» **Work to complete**
Output all of the entries exactly as written.

» **Given information**
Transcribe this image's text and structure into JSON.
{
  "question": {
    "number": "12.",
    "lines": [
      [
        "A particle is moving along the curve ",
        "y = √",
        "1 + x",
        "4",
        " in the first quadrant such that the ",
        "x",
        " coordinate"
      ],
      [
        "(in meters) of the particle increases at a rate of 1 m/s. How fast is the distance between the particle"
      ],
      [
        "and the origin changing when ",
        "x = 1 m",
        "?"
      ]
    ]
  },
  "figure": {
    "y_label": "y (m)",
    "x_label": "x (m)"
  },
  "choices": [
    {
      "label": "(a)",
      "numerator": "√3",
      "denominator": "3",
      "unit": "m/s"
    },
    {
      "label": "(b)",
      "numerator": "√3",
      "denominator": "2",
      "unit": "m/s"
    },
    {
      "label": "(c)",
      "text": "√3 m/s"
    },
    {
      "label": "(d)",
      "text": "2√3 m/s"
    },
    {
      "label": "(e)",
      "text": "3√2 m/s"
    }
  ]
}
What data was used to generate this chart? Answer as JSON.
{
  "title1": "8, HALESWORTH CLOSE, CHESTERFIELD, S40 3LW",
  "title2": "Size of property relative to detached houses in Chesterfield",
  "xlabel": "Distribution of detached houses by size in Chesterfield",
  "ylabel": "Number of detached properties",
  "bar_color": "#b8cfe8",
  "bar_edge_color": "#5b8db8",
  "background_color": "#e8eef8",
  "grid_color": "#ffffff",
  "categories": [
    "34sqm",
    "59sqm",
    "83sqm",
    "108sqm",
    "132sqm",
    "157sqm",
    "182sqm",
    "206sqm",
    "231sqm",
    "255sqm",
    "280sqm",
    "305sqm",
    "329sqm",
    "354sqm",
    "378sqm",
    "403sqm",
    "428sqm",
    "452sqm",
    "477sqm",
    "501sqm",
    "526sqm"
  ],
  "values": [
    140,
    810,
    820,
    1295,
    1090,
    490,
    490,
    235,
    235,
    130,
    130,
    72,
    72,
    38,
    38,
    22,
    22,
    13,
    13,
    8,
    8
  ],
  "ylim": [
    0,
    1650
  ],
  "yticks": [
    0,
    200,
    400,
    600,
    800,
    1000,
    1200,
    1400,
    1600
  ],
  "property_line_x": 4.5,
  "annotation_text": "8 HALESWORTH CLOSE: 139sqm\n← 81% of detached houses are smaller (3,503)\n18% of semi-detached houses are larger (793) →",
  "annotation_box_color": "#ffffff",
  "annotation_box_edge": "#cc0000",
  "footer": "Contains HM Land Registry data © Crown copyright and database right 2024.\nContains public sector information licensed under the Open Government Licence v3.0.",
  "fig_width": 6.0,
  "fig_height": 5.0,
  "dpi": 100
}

» **Written reply**
Transcribe this image's text and structure into JSON.
{
  "question": {
    "number": "12.",
    "lines": [
      [
        "A particle is moving along the curve ",
        "y = √",
        "1 + x",
        "4",
        " in the first quadrant such that the ",
        "x",
        " coordinate"
      ],
      [
        "(in meters) of the particle increases at a rate of 1 m/s. How fast is the distance between the particle"
      ],
      [
        "and the origin changing when ",
        "x = 1 m",
        "?"
      ]
    ]
  },
  "figure": {
    "y_label": "y (m)",
    "x_label": "x (m)"
  },
  "choices": [
    {
      "label": "(a)",
      "numerator": "√3",
      "denominator": "3",
      "unit": "m/s"
    },
    {
      "label": "(b)",
      "numerator": "√3",
      "denominator": "2",
      "unit": "m/s"
    },
    {
      "label": "(c)",
      "text": "√3 m/s"
    },
    {
      "label": "(d)",
      "text": "2√3 m/s"
    },
    {
      "label": "(e)",
      "text": "3√2 m/s"
    }
  ]
}
What data was used to generate this chart? Answer as JSON.
{
  "title1": "8, HALESWORTH CLOSE, CHESTERFIELD, S40 3LW",
  "title2": "Size of property relative to detached houses in Chesterfield",
  "xlabel": "Distribution of detached houses by size in Chesterfield",
  "ylabel": "Number of detached properties",
  "bar_color": "#b8cfe8",
  "bar_edge_color": "#5b8db8",
  "background_color": "#e8eef8",
  "grid_color": "#ffffff",
  "categories": [
    "34sqm",
    "59sqm",
    "83sqm",
    "108sqm",
    "132sqm",
    "157sqm",
    "182sqm",
    "206sqm",
    "231sqm",
    "255sqm",
    "280sqm",
    "305sqm",
    "329sqm",
    "354sqm",
    "378sqm",
    "403sqm",
    "428sqm",
    "452sqm",
    "477sqm",
    "501sqm",
    "526sqm"
  ],
  "values": [
    140,
    810,
    820,
    1295,
    1090,
    490,
    490,
    235,
    235,
    130,
    130,
    72,
    72,
    38,
    38,
    22,
    22,
    13,
    13,
    8,
    8
  ],
  "ylim": [
    0,
    1650
  ],
  "yticks": [
    0,
    200,
    400,
    600,
    800,
    1000,
    1200,
    1400,
    1600
  ],
  "property_line_x": 4.5,
  "annotation_text": "8 HALESWORTH CLOSE: 139sqm\n← 81% of detached houses are smaller (3,503)\n18% of semi-detached houses are larger (793) →",
  "annotation_box_color": "#ffffff",
  "annotation_box_edge": "#cc0000",
  "footer": "Contains HM Land Registry data © Crown copyright and database right 2024.\nContains public sector information licensed under the Open Government Licence v3.0.",
  "fig_width": 6.0,
  "fig_height": 5.0,
  "dpi": 100
}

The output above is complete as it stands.